___ Data supplied ___

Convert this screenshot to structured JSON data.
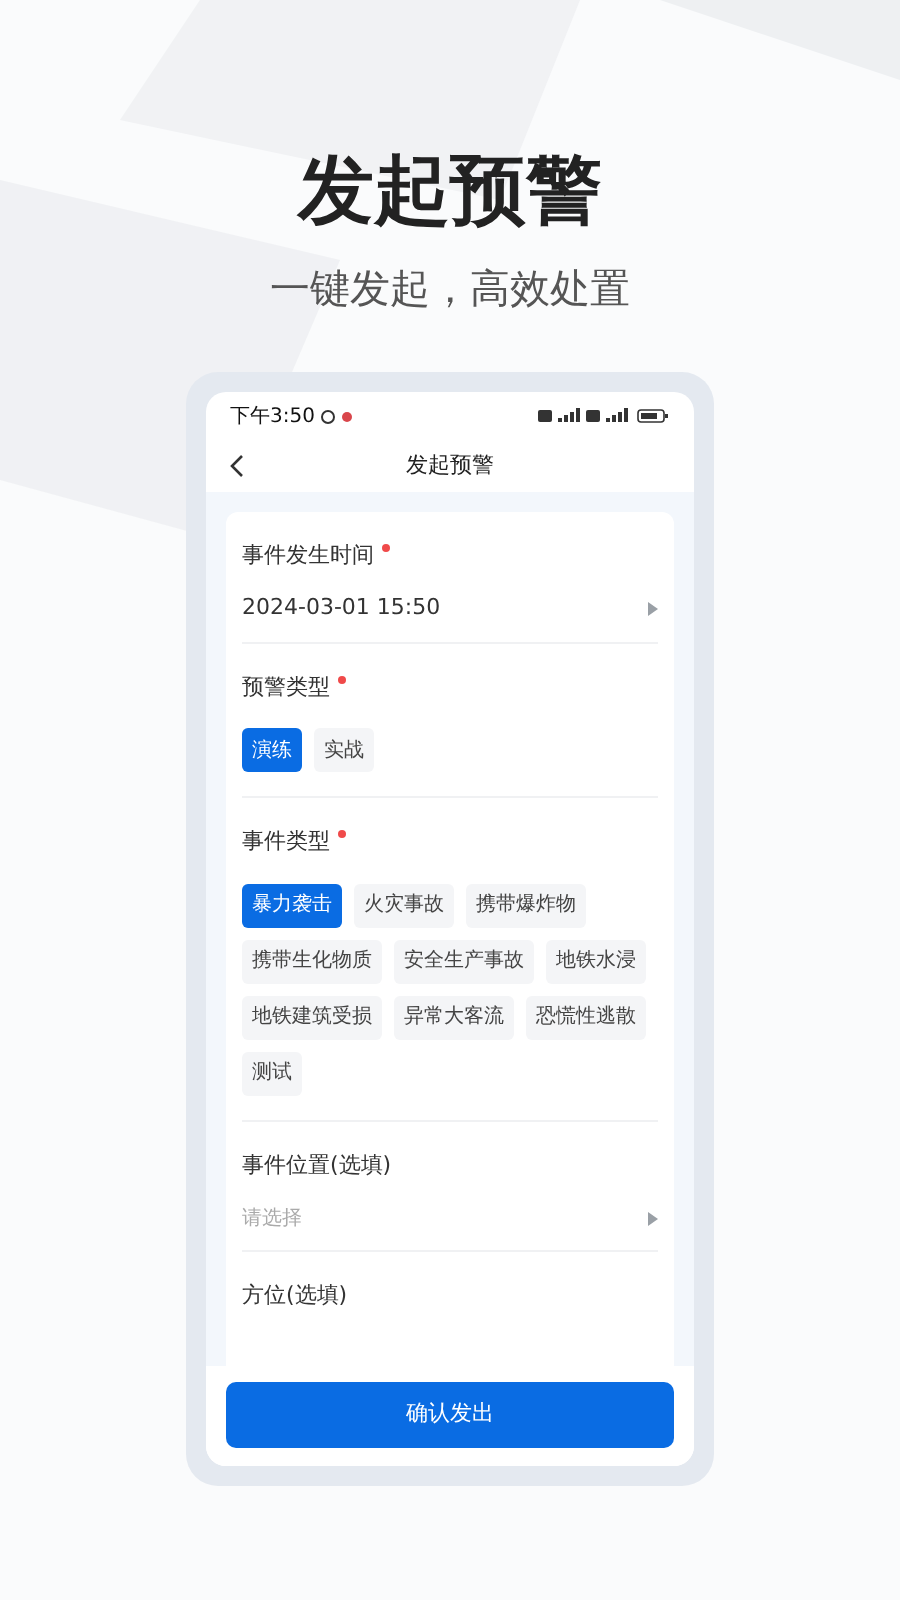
{
  "headline": "发起预警",
  "subheadline": "一键发起，高效处置",
  "status_bar": {
    "time": "下午3:50"
  },
  "nav": {
    "title": "发起预警"
  },
  "form": [
    {
      "kind": "select",
      "label": "事件发生时间",
      "required": true,
      "value": "2024-03-01 15:50"
    },
    {
      "kind": "chips",
      "label": "预警类型",
      "required": true,
      "options": [
        {
          "label": "演练",
          "selected": true
        },
        {
          "label": "实战",
          "selected": false
        }
      ]
    },
    {
      "kind": "chips",
      "label": "事件类型",
      "required": true,
      "options": [
        {
          "label": "暴力袭击",
          "selected": true
        },
        {
          "label": "火灾事故",
          "selected": false
        },
        {
          "label": "携带爆炸物",
          "selected": false
        },
        {
          "label": "携带生化物质",
          "selected": false
        },
        {
          "label": "安全生产事故",
          "selected": false
        },
        {
          "label": "地铁水浸",
          "selected": false
        },
        {
          "label": "地铁建筑受损",
          "selected": false
        },
        {
          "label": "异常大客流",
          "selected": false
        },
        {
          "label": "恐慌性逃散",
          "selected": false
        },
        {
          "label": "测试",
          "selected": false
        }
      ]
    },
    {
      "kind": "select",
      "label": "事件位置(选填)",
      "required": false,
      "placeholder": "请选择"
    },
    {
      "kind": "heading",
      "label": "方位(选填)",
      "required": false
    }
  ],
  "submit": "确认发出"
}
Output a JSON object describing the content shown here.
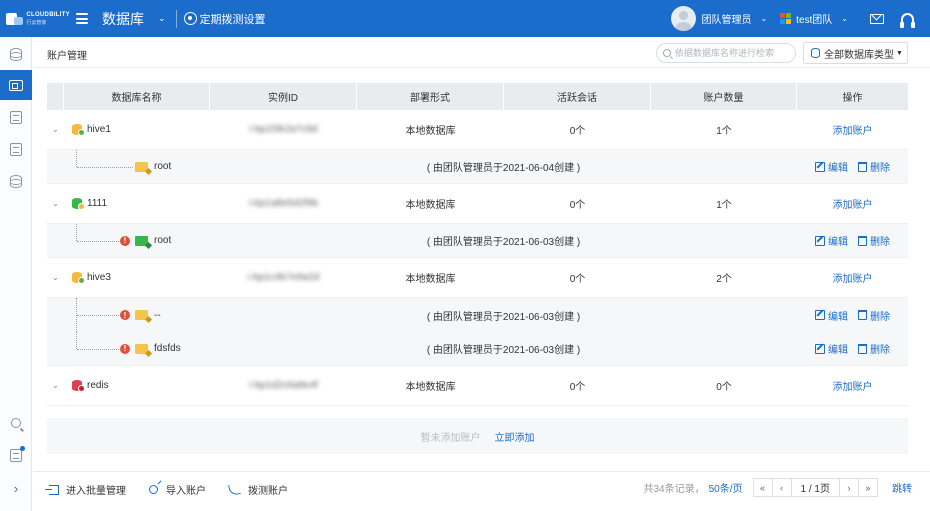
{
  "app": {
    "brand_en": "CLOUDBILITY",
    "brand_cn": "行云管家",
    "title": "数据库",
    "probe_settings": "定期拨测设置",
    "user_name": "团队管理员",
    "team_name": "test团队",
    "accent": "#1c6ccc"
  },
  "sidebar": {
    "items": [
      "database-icon",
      "account-card-icon",
      "document-icon",
      "clipboard-icon",
      "database-settings-icon"
    ],
    "bottom": [
      "search-icon",
      "task-icon",
      "chevron-right-icon"
    ]
  },
  "header": {
    "page_title": "账户管理",
    "search_placeholder": "依据数据库名称进行检索",
    "type_select": "全部数据库类型"
  },
  "table": {
    "columns": [
      "数据库名称",
      "实例ID",
      "部署形式",
      "活跃会话",
      "账户数量",
      "操作"
    ],
    "databases": [
      {
        "name": "hive1",
        "instance_id": "i-bp1f3k2a7c9d",
        "deploy": "本地数据库",
        "sessions": "0个",
        "accounts": "1个",
        "action": "添加账户",
        "sub": [
          {
            "name": "root",
            "created": "( 由团队管理员于2021-06-04创建 )",
            "warn": false
          }
        ]
      },
      {
        "name": "1111",
        "instance_id": "i-bp1a8e5d2f6b",
        "deploy": "本地数据库",
        "sessions": "0个",
        "accounts": "1个",
        "action": "添加账户",
        "sub": [
          {
            "name": "root",
            "created": "( 由团队管理员于2021-06-03创建 )",
            "warn": true
          }
        ]
      },
      {
        "name": "hive3",
        "instance_id": "i-bp1c4b7e9a2d",
        "deploy": "本地数据库",
        "sessions": "0个",
        "accounts": "2个",
        "action": "添加账户",
        "sub": [
          {
            "name": "--",
            "created": "( 由团队管理员于2021-06-03创建 )",
            "warn": true
          },
          {
            "name": "fdsfds",
            "created": "( 由团队管理员于2021-06-03创建 )",
            "warn": true
          }
        ]
      },
      {
        "name": "redis",
        "instance_id": "i-bp1d2c6a8e4f",
        "deploy": "本地数据库",
        "sessions": "0个",
        "accounts": "0个",
        "action": "添加账户",
        "sub": []
      }
    ],
    "edit_label": "编辑",
    "delete_label": "删除",
    "empty_text": "暂未添加账户",
    "add_now": "立即添加"
  },
  "footer": {
    "batch": "进入批量管理",
    "import": "导入账户",
    "probe": "拨测账户",
    "total": "共34条记录，",
    "page_size": "50条/页",
    "first": "«",
    "prev": "‹",
    "page_info": "1 / 1页",
    "next": "›",
    "last": "»",
    "jump": "跳转"
  }
}
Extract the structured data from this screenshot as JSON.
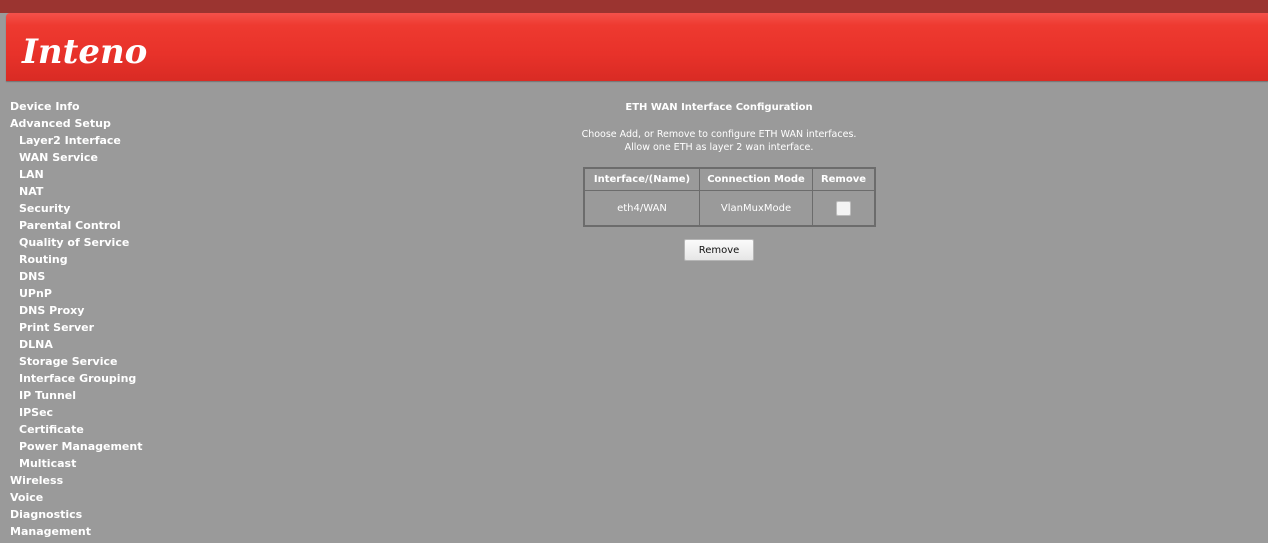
{
  "app": {
    "logo_text": "Inteno",
    "brand_color": "#e8322a",
    "background_color": "#9a9a9a"
  },
  "sidebar": {
    "items": [
      {
        "label": "Device Info",
        "level": 0
      },
      {
        "label": "Advanced Setup",
        "level": 0
      },
      {
        "label": "Layer2 Interface",
        "level": 1
      },
      {
        "label": "WAN Service",
        "level": 1
      },
      {
        "label": "LAN",
        "level": 1
      },
      {
        "label": "NAT",
        "level": 1
      },
      {
        "label": "Security",
        "level": 1
      },
      {
        "label": "Parental Control",
        "level": 1
      },
      {
        "label": "Quality of Service",
        "level": 1
      },
      {
        "label": "Routing",
        "level": 1
      },
      {
        "label": "DNS",
        "level": 1
      },
      {
        "label": "UPnP",
        "level": 1
      },
      {
        "label": "DNS Proxy",
        "level": 1
      },
      {
        "label": "Print Server",
        "level": 1
      },
      {
        "label": "DLNA",
        "level": 1
      },
      {
        "label": "Storage Service",
        "level": 1
      },
      {
        "label": "Interface Grouping",
        "level": 1
      },
      {
        "label": "IP Tunnel",
        "level": 1
      },
      {
        "label": "IPSec",
        "level": 1
      },
      {
        "label": "Certificate",
        "level": 1
      },
      {
        "label": "Power Management",
        "level": 1
      },
      {
        "label": "Multicast",
        "level": 1
      },
      {
        "label": "Wireless",
        "level": 0
      },
      {
        "label": "Voice",
        "level": 0
      },
      {
        "label": "Diagnostics",
        "level": 0
      },
      {
        "label": "Management",
        "level": 0
      }
    ]
  },
  "main": {
    "title": "ETH WAN Interface Configuration",
    "description_line1": "Choose Add, or Remove to configure ETH WAN interfaces.",
    "description_line2": "Allow one ETH as layer 2 wan interface.",
    "table": {
      "headers": [
        "Interface/(Name)",
        "Connection Mode",
        "Remove"
      ],
      "rows": [
        {
          "interface": "eth4/WAN",
          "mode": "VlanMuxMode",
          "remove_checked": false
        }
      ]
    },
    "remove_button_label": "Remove"
  }
}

___

• [Exercise details]
Leave the images out and output the remaining material exactly as it stands.

• [Solved problem]
Convert this screenshot to structured JSON data.
{
  "headline": "发起预警",
  "subheadline": "一键发起，高效处置",
  "status_bar": {
    "time": "下午3:50"
  },
  "nav": {
    "title": "发起预警"
  },
  "form": [
    {
      "kind": "select",
      "label": "事件发生时间",
      "required": true,
      "value": "2024-03-01 15:50"
    },
    {
      "kind": "chips",
      "label": "预警类型",
      "required": true,
      "options": [
        {
          "label": "演练",
          "selected": true
        },
        {
          "label": "实战",
          "selected": false
        }
      ]
    },
    {
      "kind": "chips",
      "label": "事件类型",
      "required": true,
      "options": [
        {
          "label": "暴力袭击",
          "selected": true
        },
        {
          "label": "火灾事故",
          "selected": false
        },
        {
          "label": "携带爆炸物",
          "selected": false
        },
        {
          "label": "携带生化物质",
          "selected": false
        },
        {
          "label": "安全生产事故",
          "selected": false
        },
        {
          "label": "地铁水浸",
          "selected": false
        },
        {
          "label": "地铁建筑受损",
          "selected": false
        },
        {
          "label": "异常大客流",
          "selected": false
        },
        {
          "label": "恐慌性逃散",
          "selected": false
        },
        {
          "label": "测试",
          "selected": false
        }
      ]
    },
    {
      "kind": "select",
      "label": "事件位置(选填)",
      "required": false,
      "placeholder": "请选择"
    },
    {
      "kind": "heading",
      "label": "方位(选填)",
      "required": false
    }
  ],
  "submit": "确认发出"
}
Output a JSON object describing the content shown here.
{
  "app": {
    "brand_en": "CLOUDBILITY",
    "brand_cn": "行云管家",
    "title": "数据库",
    "probe_settings": "定期拨测设置",
    "user_name": "团队管理员",
    "team_name": "test团队",
    "accent": "#1c6ccc"
  },
  "sidebar": {
    "items": [
      "database-icon",
      "account-card-icon",
      "document-icon",
      "clipboard-icon",
      "database-settings-icon"
    ],
    "bottom": [
      "search-icon",
      "task-icon",
      "chevron-right-icon"
    ]
  },
  "header": {
    "page_title": "账户管理",
    "search_placeholder": "依据数据库名称进行检索",
    "type_select": "全部数据库类型"
  },
  "table": {
    "columns": [
      "数据库名称",
      "实例ID",
      "部署形式",
      "活跃会话",
      "账户数量",
      "操作"
    ],
    "databases": [
      {
        "name": "hive1",
        "instance_id": "i-bp1f3k2a7c9d",
        "deploy": "本地数据库",
        "sessions": "0个",
        "accounts": "1个",
        "action": "添加账户",
        "sub": [
          {
            "name": "root",
            "created": "( 由团队管理员于2021-06-04创建 )",
            "warn": false
          }
        ]
      },
      {
        "name": "1111",
        "instance_id": "i-bp1a8e5d2f6b",
        "deploy": "本地数据库",
        "sessions": "0个",
        "accounts": "1个",
        "action": "添加账户",
        "sub": [
          {
            "name": "root",
            "created": "( 由团队管理员于2021-06-03创建 )",
            "warn": true
          }
        ]
      },
      {
        "name": "hive3",
        "instance_id": "i-bp1c4b7e9a2d",
        "deploy": "本地数据库",
        "sessions": "0个",
        "accounts": "2个",
        "action": "添加账户",
        "sub": [
          {
            "name": "--",
            "created": "( 由团队管理员于2021-06-03创建 )",
            "warn": true
          },
          {
            "name": "fdsfds",
            "created": "( 由团队管理员于2021-06-03创建 )",
            "warn": true
          }
        ]
      },
      {
        "name": "redis",
        "instance_id": "i-bp1d2c6a8e4f",
        "deploy": "本地数据库",
        "sessions": "0个",
        "accounts": "0个",
        "action": "添加账户",
        "sub": []
      }
    ],
    "edit_label": "编辑",
    "delete_label": "删除",
    "empty_text": "暂未添加账户",
    "add_now": "立即添加"
  },
  "footer": {
    "batch": "进入批量管理",
    "import": "导入账户",
    "probe": "拨测账户",
    "total": "共34条记录，",
    "page_size": "50条/页",
    "first": "«",
    "prev": "‹",
    "page_info": "1 / 1页",
    "next": "›",
    "last": "»",
    "jump": "跳转"
  }
}
Extract the structured data from this screenshot as JSON.
{
  "app": {
    "logo_text": "Inteno",
    "brand_color": "#e8322a",
    "background_color": "#9a9a9a"
  },
  "sidebar": {
    "items": [
      {
        "label": "Device Info",
        "level": 0
      },
      {
        "label": "Advanced Setup",
        "level": 0
      },
      {
        "label": "Layer2 Interface",
        "level": 1
      },
      {
        "label": "WAN Service",
        "level": 1
      },
      {
        "label": "LAN",
        "level": 1
      },
      {
        "label": "NAT",
        "level": 1
      },
      {
        "label": "Security",
        "level": 1
      },
      {
        "label": "Parental Control",
        "level": 1
      },
      {
        "label": "Quality of Service",
        "level": 1
      },
      {
        "label": "Routing",
        "level": 1
      },
      {
        "label": "DNS",
        "level": 1
      },
      {
        "label": "UPnP",
        "level": 1
      },
      {
        "label": "DNS Proxy",
        "level": 1
      },
      {
        "label": "Print Server",
        "level": 1
      },
      {
        "label": "DLNA",
        "level": 1
      },
      {
        "label": "Storage Service",
        "level": 1
      },
      {
        "label": "Interface Grouping",
        "level": 1
      },
      {
        "label": "IP Tunnel",
        "level": 1
      },
      {
        "label": "IPSec",
        "level": 1
      },
      {
        "label": "Certificate",
        "level": 1
      },
      {
        "label": "Power Management",
        "level": 1
      },
      {
        "label": "Multicast",
        "level": 1
      },
      {
        "label": "Wireless",
        "level": 0
      },
      {
        "label": "Voice",
        "level": 0
      },
      {
        "label": "Diagnostics",
        "level": 0
      },
      {
        "label": "Management",
        "level": 0
      }
    ]
  },
  "main": {
    "title": "ETH WAN Interface Configuration",
    "description_line1": "Choose Add, or Remove to configure ETH WAN interfaces.",
    "description_line2": "Allow one ETH as layer 2 wan interface.",
    "table": {
      "headers": [
        "Interface/(Name)",
        "Connection Mode",
        "Remove"
      ],
      "rows": [
        {
          "interface": "eth4/WAN",
          "mode": "VlanMuxMode",
          "remove_checked": false
        }
      ]
    },
    "remove_button_label": "Remove"
  }
}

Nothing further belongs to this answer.